Your goal:
Copy every line of the listing exactly.
+ + + + + + +
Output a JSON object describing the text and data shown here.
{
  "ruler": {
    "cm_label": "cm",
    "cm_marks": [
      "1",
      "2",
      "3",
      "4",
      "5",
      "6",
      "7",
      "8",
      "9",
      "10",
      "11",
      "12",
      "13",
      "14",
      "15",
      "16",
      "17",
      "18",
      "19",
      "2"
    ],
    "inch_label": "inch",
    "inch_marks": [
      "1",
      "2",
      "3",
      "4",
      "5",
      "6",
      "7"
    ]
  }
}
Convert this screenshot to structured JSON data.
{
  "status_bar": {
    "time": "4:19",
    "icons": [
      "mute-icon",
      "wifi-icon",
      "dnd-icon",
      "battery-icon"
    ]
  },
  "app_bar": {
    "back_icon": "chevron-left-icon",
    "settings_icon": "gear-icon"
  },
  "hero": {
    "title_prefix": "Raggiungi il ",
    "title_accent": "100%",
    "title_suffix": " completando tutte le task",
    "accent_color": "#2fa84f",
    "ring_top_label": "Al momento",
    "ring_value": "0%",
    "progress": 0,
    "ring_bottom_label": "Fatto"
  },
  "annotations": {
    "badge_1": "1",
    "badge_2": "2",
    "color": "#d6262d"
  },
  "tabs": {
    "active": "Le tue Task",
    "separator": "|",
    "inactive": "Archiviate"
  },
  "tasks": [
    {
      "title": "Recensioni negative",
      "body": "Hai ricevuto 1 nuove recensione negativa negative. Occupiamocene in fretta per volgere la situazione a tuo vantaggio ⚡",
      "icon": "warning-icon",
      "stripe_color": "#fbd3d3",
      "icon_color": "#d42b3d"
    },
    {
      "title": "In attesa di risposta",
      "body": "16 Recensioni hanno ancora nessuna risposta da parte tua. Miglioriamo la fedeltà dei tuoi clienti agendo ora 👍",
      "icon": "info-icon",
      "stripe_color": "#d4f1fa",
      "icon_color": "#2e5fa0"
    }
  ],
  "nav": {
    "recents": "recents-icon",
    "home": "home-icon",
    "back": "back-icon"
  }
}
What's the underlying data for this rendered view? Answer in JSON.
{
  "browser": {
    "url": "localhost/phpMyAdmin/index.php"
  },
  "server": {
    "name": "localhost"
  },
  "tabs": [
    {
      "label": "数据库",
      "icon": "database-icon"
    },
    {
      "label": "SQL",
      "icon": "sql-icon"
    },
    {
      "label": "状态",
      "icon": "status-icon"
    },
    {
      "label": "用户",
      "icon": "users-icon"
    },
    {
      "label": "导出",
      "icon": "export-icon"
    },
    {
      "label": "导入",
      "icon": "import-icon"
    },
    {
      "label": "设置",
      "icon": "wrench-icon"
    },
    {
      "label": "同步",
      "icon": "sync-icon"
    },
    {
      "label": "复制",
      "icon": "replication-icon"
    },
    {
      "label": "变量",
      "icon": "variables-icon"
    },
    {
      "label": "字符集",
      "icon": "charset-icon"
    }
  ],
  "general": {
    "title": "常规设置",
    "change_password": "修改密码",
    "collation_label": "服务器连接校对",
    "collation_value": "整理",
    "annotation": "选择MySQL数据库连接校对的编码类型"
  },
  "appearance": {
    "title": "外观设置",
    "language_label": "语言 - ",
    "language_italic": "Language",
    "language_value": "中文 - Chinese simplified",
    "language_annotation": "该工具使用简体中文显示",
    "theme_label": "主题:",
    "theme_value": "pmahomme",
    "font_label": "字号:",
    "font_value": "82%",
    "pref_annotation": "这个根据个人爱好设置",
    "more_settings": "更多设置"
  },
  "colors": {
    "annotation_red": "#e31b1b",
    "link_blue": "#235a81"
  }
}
+ + + + + + +
Solved problem:
Output a JSON object describing the text and data shown here.
{
  "ruler": {
    "cm_label": "cm",
    "cm_marks": [
      "1",
      "2",
      "3",
      "4",
      "5",
      "6",
      "7",
      "8",
      "9",
      "10",
      "11",
      "12",
      "13",
      "14",
      "15",
      "16",
      "17",
      "18",
      "19",
      "2"
    ],
    "inch_label": "inch",
    "inch_marks": [
      "1",
      "2",
      "3",
      "4",
      "5",
      "6",
      "7"
    ]
  }
}
Convert this screenshot to structured JSON data.
{
  "status_bar": {
    "time": "4:19",
    "icons": [
      "mute-icon",
      "wifi-icon",
      "dnd-icon",
      "battery-icon"
    ]
  },
  "app_bar": {
    "back_icon": "chevron-left-icon",
    "settings_icon": "gear-icon"
  },
  "hero": {
    "title_prefix": "Raggiungi il ",
    "title_accent": "100%",
    "title_suffix": " completando tutte le task",
    "accent_color": "#2fa84f",
    "ring_top_label": "Al momento",
    "ring_value": "0%",
    "progress": 0,
    "ring_bottom_label": "Fatto"
  },
  "annotations": {
    "badge_1": "1",
    "badge_2": "2",
    "color": "#d6262d"
  },
  "tabs": {
    "active": "Le tue Task",
    "separator": "|",
    "inactive": "Archiviate"
  },
  "tasks": [
    {
      "title": "Recensioni negative",
      "body": "Hai ricevuto 1 nuove recensione negativa negative. Occupiamocene in fretta per volgere la situazione a tuo vantaggio ⚡",
      "icon": "warning-icon",
      "stripe_color": "#fbd3d3",
      "icon_color": "#d42b3d"
    },
    {
      "title": "In attesa di risposta",
      "body": "16 Recensioni hanno ancora nessuna risposta da parte tua. Miglioriamo la fedeltà dei tuoi clienti agendo ora 👍",
      "icon": "info-icon",
      "stripe_color": "#d4f1fa",
      "icon_color": "#2e5fa0"
    }
  ],
  "nav": {
    "recents": "recents-icon",
    "home": "home-icon",
    "back": "back-icon"
  }
}
What's the underlying data for this rendered view? Answer in JSON.
{
  "browser": {
    "url": "localhost/phpMyAdmin/index.php"
  },
  "server": {
    "name": "localhost"
  },
  "tabs": [
    {
      "label": "数据库",
      "icon": "database-icon"
    },
    {
      "label": "SQL",
      "icon": "sql-icon"
    },
    {
      "label": "状态",
      "icon": "status-icon"
    },
    {
      "label": "用户",
      "icon": "users-icon"
    },
    {
      "label": "导出",
      "icon": "export-icon"
    },
    {
      "label": "导入",
      "icon": "import-icon"
    },
    {
      "label": "设置",
      "icon": "wrench-icon"
    },
    {
      "label": "同步",
      "icon": "sync-icon"
    },
    {
      "label": "复制",
      "icon": "replication-icon"
    },
    {
      "label": "变量",
      "icon": "variables-icon"
    },
    {
      "label": "字符集",
      "icon": "charset-icon"
    }
  ],
  "general": {
    "title": "常规设置",
    "change_password": "修改密码",
    "collation_label": "服务器连接校对",
    "collation_value": "整理",
    "annotation": "选择MySQL数据库连接校对的编码类型"
  },
  "appearance": {
    "title": "外观设置",
    "language_label": "语言 - ",
    "language_italic": "Language",
    "language_value": "中文 - Chinese simplified",
    "language_annotation": "该工具使用简体中文显示",
    "theme_label": "主题:",
    "theme_value": "pmahomme",
    "font_label": "字号:",
    "font_value": "82%",
    "pref_annotation": "这个根据个人爱好设置",
    "more_settings": "更多设置"
  },
  "colors": {
    "annotation_red": "#e31b1b",
    "link_blue": "#235a81"
  }
}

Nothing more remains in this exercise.